-- begin --
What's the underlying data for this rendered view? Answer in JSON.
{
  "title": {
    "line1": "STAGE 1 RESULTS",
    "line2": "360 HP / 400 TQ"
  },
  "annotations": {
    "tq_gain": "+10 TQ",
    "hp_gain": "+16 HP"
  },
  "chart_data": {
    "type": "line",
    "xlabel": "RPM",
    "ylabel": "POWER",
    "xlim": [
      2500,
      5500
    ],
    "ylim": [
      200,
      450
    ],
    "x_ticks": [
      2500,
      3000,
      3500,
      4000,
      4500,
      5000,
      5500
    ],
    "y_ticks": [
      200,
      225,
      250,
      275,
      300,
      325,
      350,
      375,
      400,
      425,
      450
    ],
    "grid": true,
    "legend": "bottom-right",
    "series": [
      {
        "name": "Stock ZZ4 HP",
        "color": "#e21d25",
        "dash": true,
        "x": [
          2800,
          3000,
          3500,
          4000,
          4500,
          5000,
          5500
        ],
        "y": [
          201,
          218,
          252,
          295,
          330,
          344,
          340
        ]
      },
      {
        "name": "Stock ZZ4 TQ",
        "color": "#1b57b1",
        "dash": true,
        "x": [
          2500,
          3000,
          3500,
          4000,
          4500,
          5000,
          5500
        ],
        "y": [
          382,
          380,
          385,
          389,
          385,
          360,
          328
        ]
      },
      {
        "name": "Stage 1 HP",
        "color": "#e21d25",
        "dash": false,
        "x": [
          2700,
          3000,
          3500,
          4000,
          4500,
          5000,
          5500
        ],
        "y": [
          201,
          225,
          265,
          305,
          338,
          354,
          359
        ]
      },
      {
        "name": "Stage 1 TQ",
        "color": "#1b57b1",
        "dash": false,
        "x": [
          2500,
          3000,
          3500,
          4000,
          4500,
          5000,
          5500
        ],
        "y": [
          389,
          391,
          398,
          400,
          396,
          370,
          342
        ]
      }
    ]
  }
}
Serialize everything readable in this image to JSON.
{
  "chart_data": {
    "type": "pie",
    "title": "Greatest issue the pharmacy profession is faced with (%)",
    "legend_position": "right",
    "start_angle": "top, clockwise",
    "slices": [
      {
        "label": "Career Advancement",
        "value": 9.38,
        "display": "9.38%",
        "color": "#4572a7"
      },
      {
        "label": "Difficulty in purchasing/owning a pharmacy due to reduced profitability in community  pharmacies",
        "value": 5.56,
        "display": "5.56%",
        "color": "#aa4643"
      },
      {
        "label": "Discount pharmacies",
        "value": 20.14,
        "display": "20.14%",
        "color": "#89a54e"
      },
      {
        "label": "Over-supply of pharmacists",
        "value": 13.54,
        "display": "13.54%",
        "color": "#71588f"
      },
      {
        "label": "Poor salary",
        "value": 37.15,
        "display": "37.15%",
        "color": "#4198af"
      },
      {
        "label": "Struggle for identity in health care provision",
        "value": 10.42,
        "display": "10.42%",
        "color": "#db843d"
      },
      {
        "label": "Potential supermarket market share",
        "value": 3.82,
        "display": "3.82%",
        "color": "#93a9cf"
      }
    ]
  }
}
-- end --
(What the task asks) Could you quote the material above in full, exactly as it stands?

(Result of the task)
What's the underlying data for this rendered view? Answer in JSON.
{
  "title": {
    "line1": "STAGE 1 RESULTS",
    "line2": "360 HP / 400 TQ"
  },
  "annotations": {
    "tq_gain": "+10 TQ",
    "hp_gain": "+16 HP"
  },
  "chart_data": {
    "type": "line",
    "xlabel": "RPM",
    "ylabel": "POWER",
    "xlim": [
      2500,
      5500
    ],
    "ylim": [
      200,
      450
    ],
    "x_ticks": [
      2500,
      3000,
      3500,
      4000,
      4500,
      5000,
      5500
    ],
    "y_ticks": [
      200,
      225,
      250,
      275,
      300,
      325,
      350,
      375,
      400,
      425,
      450
    ],
    "grid": true,
    "legend": "bottom-right",
    "series": [
      {
        "name": "Stock ZZ4 HP",
        "color": "#e21d25",
        "dash": true,
        "x": [
          2800,
          3000,
          3500,
          4000,
          4500,
          5000,
          5500
        ],
        "y": [
          201,
          218,
          252,
          295,
          330,
          344,
          340
        ]
      },
      {
        "name": "Stock ZZ4 TQ",
        "color": "#1b57b1",
        "dash": true,
        "x": [
          2500,
          3000,
          3500,
          4000,
          4500,
          5000,
          5500
        ],
        "y": [
          382,
          380,
          385,
          389,
          385,
          360,
          328
        ]
      },
      {
        "name": "Stage 1 HP",
        "color": "#e21d25",
        "dash": false,
        "x": [
          2700,
          3000,
          3500,
          4000,
          4500,
          5000,
          5500
        ],
        "y": [
          201,
          225,
          265,
          305,
          338,
          354,
          359
        ]
      },
      {
        "name": "Stage 1 TQ",
        "color": "#1b57b1",
        "dash": false,
        "x": [
          2500,
          3000,
          3500,
          4000,
          4500,
          5000,
          5500
        ],
        "y": [
          389,
          391,
          398,
          400,
          396,
          370,
          342
        ]
      }
    ]
  }
}
Serialize everything readable in this image to JSON.
{
  "chart_data": {
    "type": "pie",
    "title": "Greatest issue the pharmacy profession is faced with (%)",
    "legend_position": "right",
    "start_angle": "top, clockwise",
    "slices": [
      {
        "label": "Career Advancement",
        "value": 9.38,
        "display": "9.38%",
        "color": "#4572a7"
      },
      {
        "label": "Difficulty in purchasing/owning a pharmacy due to reduced profitability in community  pharmacies",
        "value": 5.56,
        "display": "5.56%",
        "color": "#aa4643"
      },
      {
        "label": "Discount pharmacies",
        "value": 20.14,
        "display": "20.14%",
        "color": "#89a54e"
      },
      {
        "label": "Over-supply of pharmacists",
        "value": 13.54,
        "display": "13.54%",
        "color": "#71588f"
      },
      {
        "label": "Poor salary",
        "value": 37.15,
        "display": "37.15%",
        "color": "#4198af"
      },
      {
        "label": "Struggle for identity in health care provision",
        "value": 10.42,
        "display": "10.42%",
        "color": "#db843d"
      },
      {
        "label": "Potential supermarket market share",
        "value": 3.82,
        "display": "3.82%",
        "color": "#93a9cf"
      }
    ]
  }
}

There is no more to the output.